=== Short exercise ===
Keep every line where the word "text" appears; drop the rest.

┌──

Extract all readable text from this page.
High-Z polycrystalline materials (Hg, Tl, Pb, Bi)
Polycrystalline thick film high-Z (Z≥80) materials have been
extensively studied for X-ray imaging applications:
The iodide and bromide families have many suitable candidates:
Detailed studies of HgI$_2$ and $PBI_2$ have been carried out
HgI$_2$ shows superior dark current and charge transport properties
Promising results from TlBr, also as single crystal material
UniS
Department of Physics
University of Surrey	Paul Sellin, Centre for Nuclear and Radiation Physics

└──
┌──

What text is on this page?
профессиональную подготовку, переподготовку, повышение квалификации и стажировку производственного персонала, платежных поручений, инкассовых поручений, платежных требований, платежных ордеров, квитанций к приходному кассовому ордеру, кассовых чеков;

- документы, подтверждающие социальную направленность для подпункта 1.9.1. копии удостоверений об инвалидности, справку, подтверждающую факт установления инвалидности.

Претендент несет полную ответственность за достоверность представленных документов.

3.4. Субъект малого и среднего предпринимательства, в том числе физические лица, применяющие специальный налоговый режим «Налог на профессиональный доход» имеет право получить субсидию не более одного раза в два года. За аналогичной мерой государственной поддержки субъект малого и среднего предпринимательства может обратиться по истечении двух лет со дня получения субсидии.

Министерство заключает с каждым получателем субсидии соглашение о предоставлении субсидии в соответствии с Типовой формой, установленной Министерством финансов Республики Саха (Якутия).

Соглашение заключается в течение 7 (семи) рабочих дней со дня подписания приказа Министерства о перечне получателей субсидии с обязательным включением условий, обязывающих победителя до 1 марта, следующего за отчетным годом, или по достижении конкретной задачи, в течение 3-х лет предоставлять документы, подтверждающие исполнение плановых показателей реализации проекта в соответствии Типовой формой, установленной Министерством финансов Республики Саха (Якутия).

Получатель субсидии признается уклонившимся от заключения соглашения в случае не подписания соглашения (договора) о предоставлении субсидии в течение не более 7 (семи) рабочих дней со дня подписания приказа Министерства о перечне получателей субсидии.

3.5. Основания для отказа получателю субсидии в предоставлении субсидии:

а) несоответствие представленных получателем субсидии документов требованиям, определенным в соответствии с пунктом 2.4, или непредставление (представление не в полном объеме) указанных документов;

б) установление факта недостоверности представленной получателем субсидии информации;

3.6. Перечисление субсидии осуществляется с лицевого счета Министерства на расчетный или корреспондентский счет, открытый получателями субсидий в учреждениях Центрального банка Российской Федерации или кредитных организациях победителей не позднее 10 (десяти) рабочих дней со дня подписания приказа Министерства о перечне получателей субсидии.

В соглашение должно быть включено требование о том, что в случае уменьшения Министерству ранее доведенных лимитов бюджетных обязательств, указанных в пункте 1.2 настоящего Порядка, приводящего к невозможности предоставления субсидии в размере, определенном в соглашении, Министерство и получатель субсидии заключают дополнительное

└──

=== Result for this task ===
Extract all readable text from this page.
What text is on this page?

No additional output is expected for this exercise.